··· EXERCISE INPUT

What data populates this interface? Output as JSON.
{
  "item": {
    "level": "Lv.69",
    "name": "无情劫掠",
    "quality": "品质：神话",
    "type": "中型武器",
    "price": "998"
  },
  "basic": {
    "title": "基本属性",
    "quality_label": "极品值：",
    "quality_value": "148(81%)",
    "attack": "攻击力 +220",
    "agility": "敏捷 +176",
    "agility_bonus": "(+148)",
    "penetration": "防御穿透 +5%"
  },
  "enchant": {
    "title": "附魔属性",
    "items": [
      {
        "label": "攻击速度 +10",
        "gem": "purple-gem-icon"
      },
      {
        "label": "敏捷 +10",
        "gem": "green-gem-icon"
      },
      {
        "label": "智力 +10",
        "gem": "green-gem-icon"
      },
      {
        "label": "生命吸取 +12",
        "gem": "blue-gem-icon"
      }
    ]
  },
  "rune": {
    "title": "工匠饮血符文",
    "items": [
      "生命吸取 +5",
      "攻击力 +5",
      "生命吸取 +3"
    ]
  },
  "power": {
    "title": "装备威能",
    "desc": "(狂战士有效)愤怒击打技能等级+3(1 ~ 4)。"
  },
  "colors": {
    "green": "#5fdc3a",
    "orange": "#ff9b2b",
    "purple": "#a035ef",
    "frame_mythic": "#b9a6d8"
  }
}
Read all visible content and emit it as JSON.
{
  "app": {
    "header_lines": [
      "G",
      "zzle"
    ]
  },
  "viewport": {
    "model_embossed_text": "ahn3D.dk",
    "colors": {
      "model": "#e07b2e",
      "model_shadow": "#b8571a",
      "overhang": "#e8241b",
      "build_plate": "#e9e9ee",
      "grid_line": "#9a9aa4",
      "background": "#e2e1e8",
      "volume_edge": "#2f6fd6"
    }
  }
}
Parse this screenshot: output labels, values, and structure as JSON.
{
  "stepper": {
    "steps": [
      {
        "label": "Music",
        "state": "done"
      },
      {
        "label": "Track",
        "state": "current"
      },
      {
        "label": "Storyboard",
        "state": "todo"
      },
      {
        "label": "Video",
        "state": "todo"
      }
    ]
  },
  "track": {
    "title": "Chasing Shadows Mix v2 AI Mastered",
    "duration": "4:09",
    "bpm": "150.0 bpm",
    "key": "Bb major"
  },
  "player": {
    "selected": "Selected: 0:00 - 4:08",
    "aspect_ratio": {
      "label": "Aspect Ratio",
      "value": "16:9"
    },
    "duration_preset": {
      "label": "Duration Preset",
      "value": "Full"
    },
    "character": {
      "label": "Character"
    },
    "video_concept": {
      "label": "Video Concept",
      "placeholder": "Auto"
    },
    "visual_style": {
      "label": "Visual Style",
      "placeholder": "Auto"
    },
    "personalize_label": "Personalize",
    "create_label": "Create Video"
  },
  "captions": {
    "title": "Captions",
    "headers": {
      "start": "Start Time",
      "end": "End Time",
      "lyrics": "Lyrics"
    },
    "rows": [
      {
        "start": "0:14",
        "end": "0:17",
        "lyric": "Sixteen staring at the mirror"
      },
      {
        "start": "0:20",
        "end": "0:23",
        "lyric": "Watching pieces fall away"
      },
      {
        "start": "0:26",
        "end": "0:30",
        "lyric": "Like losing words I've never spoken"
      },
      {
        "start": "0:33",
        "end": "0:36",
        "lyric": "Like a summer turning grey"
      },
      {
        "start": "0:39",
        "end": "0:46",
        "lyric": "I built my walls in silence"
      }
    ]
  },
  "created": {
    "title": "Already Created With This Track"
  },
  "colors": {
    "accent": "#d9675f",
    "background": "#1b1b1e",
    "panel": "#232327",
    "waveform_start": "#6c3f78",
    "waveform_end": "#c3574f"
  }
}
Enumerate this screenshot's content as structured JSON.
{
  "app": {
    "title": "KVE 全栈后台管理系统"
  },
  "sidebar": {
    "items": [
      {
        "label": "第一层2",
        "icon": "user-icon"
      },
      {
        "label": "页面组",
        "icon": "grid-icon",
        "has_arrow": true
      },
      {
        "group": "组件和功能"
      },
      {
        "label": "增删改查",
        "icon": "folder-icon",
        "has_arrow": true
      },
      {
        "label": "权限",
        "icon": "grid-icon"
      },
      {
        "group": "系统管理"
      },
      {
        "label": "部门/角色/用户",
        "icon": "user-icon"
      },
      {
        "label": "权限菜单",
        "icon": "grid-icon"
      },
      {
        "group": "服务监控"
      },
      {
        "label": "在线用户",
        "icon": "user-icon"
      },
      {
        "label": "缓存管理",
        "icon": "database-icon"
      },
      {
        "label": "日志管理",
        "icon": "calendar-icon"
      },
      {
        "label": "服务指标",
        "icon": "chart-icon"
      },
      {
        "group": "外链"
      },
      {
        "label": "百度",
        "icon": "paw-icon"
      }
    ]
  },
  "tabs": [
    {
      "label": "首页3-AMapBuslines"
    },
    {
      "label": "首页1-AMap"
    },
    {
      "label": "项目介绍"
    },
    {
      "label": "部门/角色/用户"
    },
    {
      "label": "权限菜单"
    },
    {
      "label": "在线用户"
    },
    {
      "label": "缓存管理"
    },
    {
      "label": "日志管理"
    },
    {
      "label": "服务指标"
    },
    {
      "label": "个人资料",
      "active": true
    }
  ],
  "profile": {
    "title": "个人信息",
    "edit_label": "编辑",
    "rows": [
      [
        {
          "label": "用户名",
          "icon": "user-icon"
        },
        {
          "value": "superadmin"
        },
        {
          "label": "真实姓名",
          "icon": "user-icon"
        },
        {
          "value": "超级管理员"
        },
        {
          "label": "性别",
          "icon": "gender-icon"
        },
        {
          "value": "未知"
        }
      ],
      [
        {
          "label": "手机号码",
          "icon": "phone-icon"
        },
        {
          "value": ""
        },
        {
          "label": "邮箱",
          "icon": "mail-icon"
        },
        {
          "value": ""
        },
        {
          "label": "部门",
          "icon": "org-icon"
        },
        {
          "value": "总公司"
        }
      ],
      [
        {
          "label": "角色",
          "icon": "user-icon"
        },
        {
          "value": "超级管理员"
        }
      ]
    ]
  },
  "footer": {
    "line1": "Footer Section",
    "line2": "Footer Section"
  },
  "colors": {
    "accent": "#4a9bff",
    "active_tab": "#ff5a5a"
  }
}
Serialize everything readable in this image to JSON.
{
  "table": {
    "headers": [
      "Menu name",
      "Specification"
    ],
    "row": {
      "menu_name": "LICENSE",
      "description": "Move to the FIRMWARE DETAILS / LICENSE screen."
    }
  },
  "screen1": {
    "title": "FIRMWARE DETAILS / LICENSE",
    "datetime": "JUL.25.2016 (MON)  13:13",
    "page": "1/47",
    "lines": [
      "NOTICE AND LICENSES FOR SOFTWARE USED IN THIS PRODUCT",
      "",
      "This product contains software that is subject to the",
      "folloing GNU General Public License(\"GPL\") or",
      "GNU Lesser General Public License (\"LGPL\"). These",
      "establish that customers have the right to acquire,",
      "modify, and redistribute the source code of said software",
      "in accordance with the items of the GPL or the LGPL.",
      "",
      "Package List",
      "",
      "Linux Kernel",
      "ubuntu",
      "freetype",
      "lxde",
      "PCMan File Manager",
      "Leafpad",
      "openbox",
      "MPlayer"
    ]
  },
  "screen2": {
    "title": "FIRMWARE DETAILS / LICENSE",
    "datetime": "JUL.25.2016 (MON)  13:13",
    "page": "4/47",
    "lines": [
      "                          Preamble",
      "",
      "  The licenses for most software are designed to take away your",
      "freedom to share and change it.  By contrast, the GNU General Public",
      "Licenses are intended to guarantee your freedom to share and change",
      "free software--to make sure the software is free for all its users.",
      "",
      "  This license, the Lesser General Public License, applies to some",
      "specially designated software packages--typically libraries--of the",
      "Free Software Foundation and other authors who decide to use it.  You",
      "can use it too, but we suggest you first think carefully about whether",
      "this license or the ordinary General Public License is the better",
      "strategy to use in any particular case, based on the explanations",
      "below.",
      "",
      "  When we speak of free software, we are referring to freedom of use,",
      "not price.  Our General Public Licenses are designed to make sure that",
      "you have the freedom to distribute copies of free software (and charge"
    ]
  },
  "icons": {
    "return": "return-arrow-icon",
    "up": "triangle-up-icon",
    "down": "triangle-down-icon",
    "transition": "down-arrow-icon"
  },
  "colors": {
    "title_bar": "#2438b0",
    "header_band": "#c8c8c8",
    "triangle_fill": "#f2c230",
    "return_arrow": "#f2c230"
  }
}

······

### GIVEN REQUEST
Make a list of all lines in the data that contain "Public".

### ANSWER
      "folloing GNU General Public License(\"GPL\") or",
      "GNU Lesser General Public License (\"LGPL\"). These",
      "freedom to share and change it.  By contrast, the GNU General Public",
      "  This license, the Lesser General Public License, applies to some",
      "this license or the ordinary General Public License is the better",
      "not price.  Our General Public Licenses are designed to make sure that",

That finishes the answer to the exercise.